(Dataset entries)
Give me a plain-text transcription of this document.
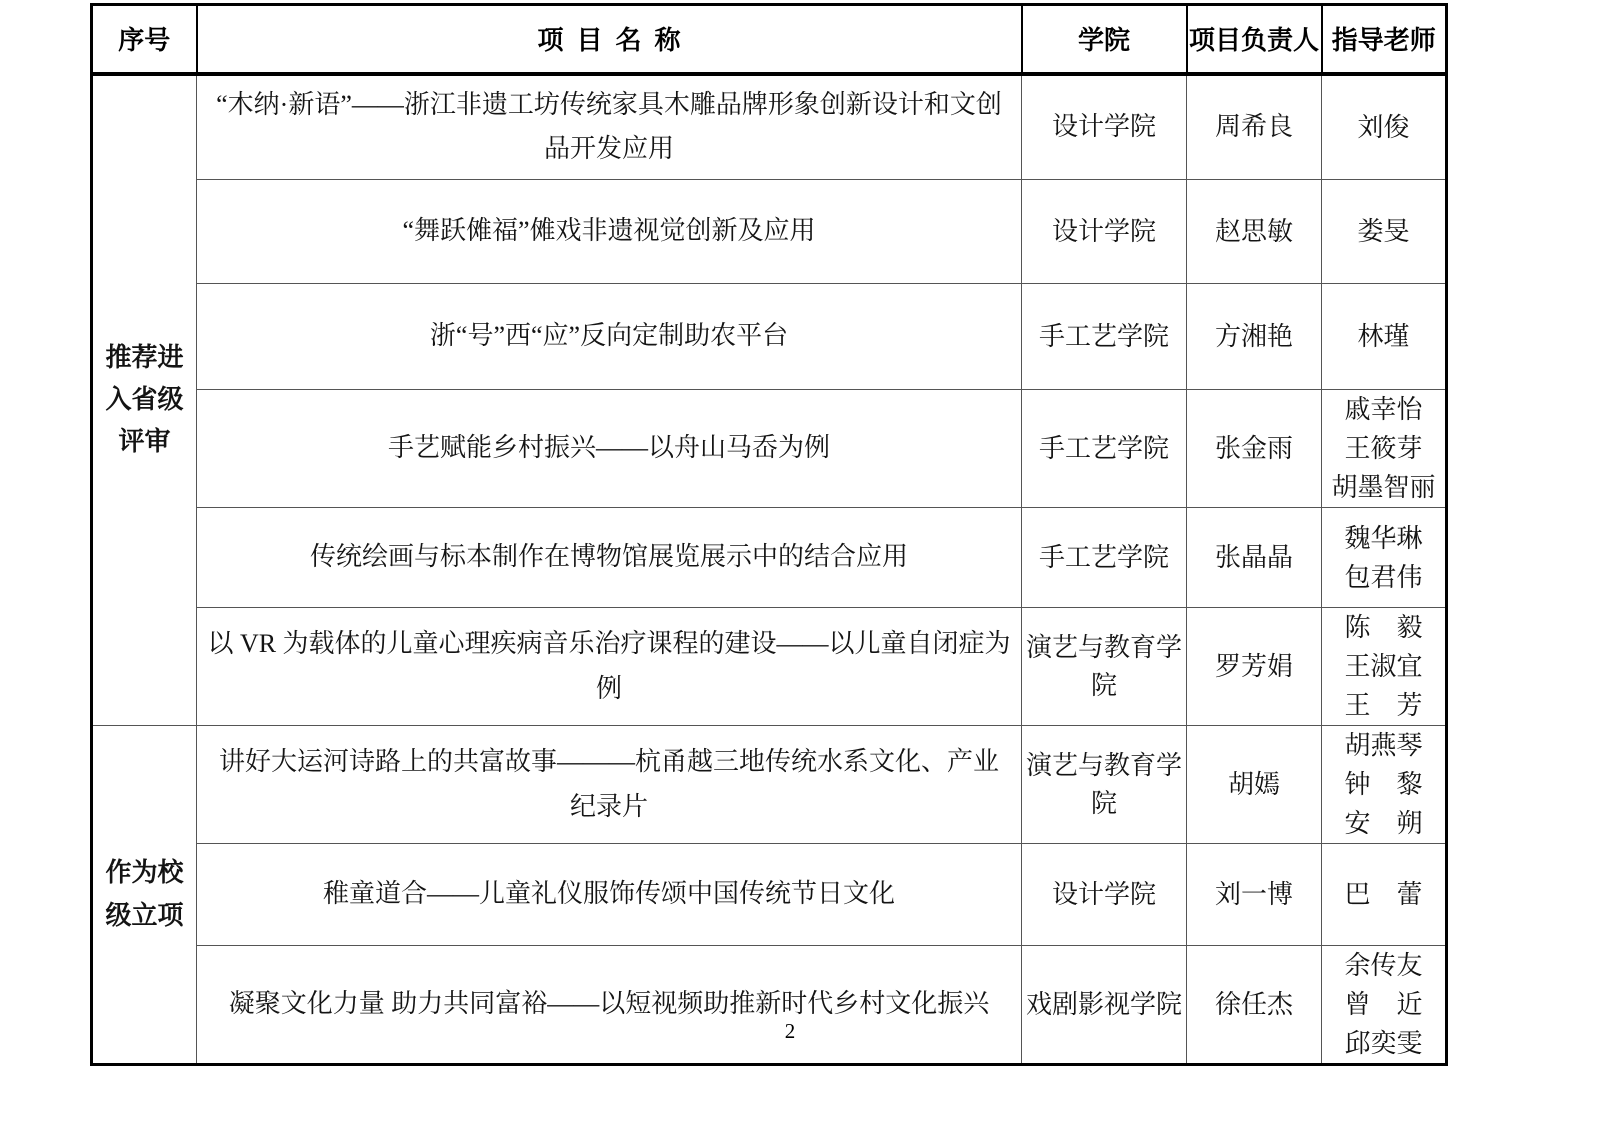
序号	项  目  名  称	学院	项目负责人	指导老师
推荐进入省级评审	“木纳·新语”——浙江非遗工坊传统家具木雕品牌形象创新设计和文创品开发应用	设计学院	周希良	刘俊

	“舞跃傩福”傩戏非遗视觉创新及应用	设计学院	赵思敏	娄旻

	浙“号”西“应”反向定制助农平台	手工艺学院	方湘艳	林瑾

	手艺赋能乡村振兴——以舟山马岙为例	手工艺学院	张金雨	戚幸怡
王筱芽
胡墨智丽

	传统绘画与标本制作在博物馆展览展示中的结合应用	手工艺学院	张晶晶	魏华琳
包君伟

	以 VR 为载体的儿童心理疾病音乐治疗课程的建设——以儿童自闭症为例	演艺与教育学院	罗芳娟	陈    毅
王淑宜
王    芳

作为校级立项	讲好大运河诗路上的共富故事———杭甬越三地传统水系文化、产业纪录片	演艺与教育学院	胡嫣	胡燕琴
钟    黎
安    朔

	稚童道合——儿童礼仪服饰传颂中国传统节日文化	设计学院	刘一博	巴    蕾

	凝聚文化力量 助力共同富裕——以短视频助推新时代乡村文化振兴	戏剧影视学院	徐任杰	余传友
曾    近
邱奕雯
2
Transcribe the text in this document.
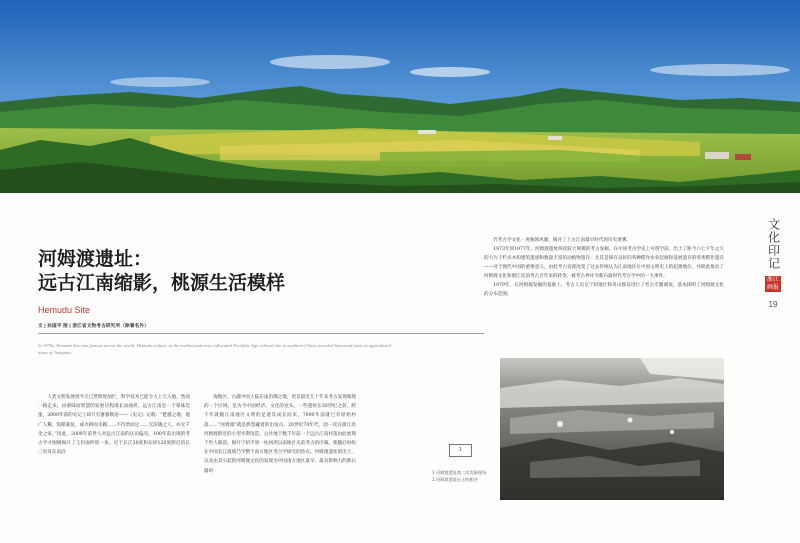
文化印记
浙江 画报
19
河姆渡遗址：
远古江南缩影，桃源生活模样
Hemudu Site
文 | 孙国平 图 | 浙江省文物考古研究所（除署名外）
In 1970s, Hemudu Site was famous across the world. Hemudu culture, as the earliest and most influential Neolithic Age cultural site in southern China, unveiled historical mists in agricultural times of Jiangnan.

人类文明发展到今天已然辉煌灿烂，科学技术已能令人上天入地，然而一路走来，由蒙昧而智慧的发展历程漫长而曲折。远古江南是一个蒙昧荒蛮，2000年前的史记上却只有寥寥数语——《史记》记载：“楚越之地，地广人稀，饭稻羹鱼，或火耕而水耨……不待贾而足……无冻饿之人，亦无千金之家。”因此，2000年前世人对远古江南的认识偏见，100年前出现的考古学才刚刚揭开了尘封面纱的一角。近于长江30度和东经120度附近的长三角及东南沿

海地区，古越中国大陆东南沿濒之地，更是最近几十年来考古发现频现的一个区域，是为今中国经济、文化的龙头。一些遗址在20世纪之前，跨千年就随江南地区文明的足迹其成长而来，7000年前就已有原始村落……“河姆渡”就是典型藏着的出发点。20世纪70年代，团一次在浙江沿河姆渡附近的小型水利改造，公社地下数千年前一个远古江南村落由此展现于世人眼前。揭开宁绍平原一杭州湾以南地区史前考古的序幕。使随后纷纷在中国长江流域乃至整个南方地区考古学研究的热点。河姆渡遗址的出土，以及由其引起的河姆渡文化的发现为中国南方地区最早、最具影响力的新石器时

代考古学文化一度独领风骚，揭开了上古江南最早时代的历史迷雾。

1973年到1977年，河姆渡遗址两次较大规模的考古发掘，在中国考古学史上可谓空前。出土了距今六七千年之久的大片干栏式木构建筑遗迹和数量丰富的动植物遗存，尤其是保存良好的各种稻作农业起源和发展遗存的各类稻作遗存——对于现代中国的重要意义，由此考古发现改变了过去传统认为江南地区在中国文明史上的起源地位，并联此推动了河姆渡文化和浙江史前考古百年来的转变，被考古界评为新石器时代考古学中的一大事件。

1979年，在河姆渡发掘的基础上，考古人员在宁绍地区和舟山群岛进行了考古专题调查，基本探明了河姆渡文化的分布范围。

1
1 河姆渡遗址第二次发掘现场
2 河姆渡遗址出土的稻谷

--

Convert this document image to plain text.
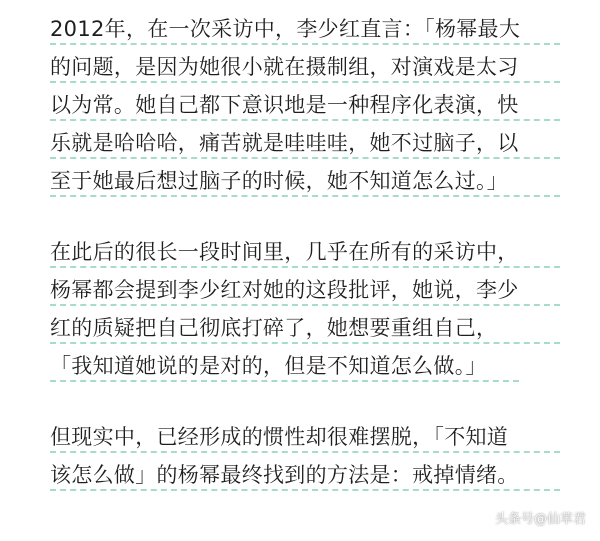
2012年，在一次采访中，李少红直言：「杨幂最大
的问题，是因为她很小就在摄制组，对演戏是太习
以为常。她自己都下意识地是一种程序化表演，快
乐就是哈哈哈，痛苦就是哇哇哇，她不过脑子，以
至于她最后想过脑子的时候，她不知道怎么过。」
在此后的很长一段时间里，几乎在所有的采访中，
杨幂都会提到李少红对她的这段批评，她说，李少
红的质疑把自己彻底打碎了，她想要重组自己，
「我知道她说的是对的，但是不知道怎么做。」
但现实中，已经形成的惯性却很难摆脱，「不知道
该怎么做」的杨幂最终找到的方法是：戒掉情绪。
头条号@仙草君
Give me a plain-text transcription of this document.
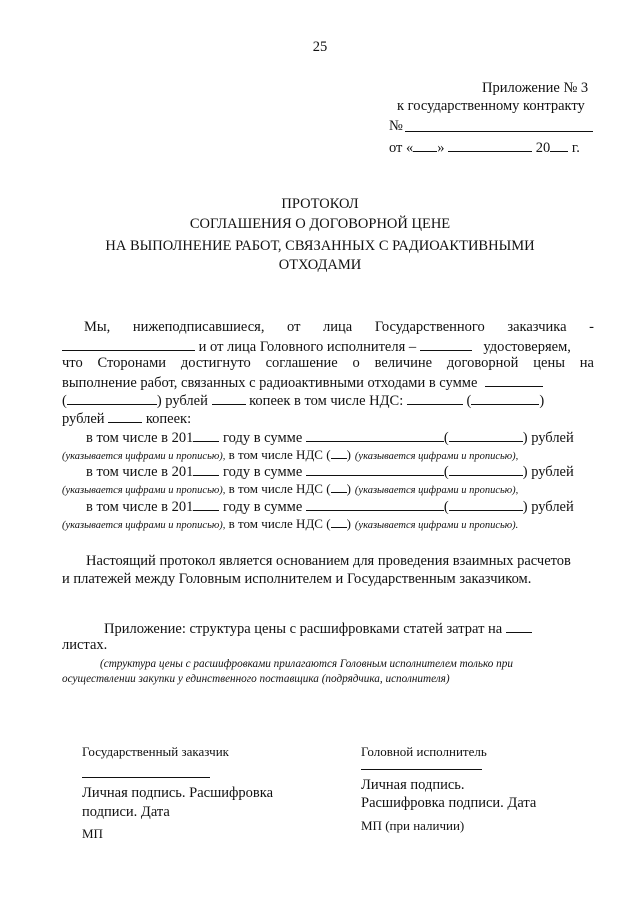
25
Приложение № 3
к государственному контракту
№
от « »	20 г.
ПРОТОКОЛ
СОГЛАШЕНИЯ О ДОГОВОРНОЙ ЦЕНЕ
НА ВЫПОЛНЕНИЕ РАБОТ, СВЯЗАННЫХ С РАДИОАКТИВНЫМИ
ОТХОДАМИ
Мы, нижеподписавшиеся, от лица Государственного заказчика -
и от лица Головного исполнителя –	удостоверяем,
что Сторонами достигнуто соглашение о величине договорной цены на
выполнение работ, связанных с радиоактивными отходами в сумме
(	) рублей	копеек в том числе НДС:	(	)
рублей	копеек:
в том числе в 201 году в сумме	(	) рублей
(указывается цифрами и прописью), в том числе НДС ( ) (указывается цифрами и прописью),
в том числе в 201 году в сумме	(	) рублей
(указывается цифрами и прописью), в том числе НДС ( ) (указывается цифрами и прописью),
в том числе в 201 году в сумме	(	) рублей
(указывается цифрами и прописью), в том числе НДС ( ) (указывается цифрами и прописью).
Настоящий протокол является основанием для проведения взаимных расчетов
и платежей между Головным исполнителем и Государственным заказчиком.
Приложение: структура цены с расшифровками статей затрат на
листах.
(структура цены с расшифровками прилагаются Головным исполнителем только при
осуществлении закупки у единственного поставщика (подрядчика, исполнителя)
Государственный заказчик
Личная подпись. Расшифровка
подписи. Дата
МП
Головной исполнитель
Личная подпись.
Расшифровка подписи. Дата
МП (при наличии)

* * *

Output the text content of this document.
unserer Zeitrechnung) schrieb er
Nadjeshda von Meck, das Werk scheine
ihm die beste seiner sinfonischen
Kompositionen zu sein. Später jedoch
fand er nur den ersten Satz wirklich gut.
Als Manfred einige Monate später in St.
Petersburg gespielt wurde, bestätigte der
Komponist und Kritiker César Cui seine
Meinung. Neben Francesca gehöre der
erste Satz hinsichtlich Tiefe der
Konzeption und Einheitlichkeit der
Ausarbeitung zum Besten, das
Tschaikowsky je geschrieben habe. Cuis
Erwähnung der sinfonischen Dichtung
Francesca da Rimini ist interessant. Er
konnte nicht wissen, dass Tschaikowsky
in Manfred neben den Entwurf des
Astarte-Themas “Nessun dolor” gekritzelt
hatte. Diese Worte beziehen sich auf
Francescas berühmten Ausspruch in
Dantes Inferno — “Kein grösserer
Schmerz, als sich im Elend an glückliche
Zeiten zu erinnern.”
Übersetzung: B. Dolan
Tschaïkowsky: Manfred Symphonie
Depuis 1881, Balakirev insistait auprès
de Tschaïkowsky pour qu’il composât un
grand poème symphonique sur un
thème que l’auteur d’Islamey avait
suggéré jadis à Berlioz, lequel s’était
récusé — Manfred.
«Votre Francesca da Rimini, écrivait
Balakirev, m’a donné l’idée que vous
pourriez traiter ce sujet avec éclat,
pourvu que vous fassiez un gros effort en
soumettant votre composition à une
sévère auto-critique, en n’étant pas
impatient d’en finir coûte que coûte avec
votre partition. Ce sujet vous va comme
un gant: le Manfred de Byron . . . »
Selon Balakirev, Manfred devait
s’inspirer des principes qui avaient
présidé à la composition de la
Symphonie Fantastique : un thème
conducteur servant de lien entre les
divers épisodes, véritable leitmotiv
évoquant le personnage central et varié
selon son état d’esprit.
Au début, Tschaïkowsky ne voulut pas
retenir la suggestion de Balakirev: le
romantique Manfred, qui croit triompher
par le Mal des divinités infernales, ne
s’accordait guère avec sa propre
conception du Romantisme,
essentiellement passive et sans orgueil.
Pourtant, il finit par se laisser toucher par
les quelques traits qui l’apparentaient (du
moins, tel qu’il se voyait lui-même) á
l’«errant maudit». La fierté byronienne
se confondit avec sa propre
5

## What you have to do
Find how many lines of the material carry the string "Tschaïkowsky". Only the number should be in the answer.

## Solution
3